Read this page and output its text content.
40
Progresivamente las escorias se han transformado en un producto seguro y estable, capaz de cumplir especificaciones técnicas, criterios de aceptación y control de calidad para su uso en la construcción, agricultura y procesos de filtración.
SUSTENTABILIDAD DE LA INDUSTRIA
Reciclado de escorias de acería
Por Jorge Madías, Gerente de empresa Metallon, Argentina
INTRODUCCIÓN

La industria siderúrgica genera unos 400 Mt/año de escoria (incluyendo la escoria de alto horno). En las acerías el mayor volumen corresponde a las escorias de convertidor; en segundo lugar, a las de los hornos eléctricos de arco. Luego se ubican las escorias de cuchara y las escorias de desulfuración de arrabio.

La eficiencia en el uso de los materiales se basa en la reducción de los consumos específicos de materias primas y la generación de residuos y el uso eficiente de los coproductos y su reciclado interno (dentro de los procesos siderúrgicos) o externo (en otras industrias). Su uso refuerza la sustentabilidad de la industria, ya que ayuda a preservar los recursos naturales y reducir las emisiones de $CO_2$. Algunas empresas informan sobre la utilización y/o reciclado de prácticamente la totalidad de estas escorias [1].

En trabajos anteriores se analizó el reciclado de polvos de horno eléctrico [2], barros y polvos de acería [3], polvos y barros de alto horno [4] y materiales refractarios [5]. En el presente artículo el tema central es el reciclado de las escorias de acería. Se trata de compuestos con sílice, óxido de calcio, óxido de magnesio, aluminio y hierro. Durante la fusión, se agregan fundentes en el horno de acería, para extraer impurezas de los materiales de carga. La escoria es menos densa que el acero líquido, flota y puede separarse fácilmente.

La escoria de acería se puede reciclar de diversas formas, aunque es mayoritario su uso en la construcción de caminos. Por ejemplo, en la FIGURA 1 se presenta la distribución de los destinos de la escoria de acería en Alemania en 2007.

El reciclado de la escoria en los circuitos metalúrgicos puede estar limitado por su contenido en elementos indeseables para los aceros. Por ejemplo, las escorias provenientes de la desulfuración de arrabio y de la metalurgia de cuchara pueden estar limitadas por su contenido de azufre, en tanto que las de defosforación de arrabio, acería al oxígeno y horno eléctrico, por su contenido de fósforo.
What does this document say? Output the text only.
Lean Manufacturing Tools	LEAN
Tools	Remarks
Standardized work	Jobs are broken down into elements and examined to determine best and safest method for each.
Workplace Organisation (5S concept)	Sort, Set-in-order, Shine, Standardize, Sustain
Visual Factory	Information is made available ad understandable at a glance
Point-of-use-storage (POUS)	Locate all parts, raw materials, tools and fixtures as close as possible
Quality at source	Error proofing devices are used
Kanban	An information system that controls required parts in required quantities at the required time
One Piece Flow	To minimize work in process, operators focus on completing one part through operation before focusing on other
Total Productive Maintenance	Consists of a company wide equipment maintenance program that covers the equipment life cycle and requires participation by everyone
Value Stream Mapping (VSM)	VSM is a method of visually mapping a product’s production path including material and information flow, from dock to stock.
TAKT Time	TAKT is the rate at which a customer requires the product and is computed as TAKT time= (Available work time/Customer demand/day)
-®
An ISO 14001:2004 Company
.....
Exercise: Check each line of the entries for the string "this". Copy the lines that have it.

Output below:
Read this page and output its text content.
What does this document say? Output the text only.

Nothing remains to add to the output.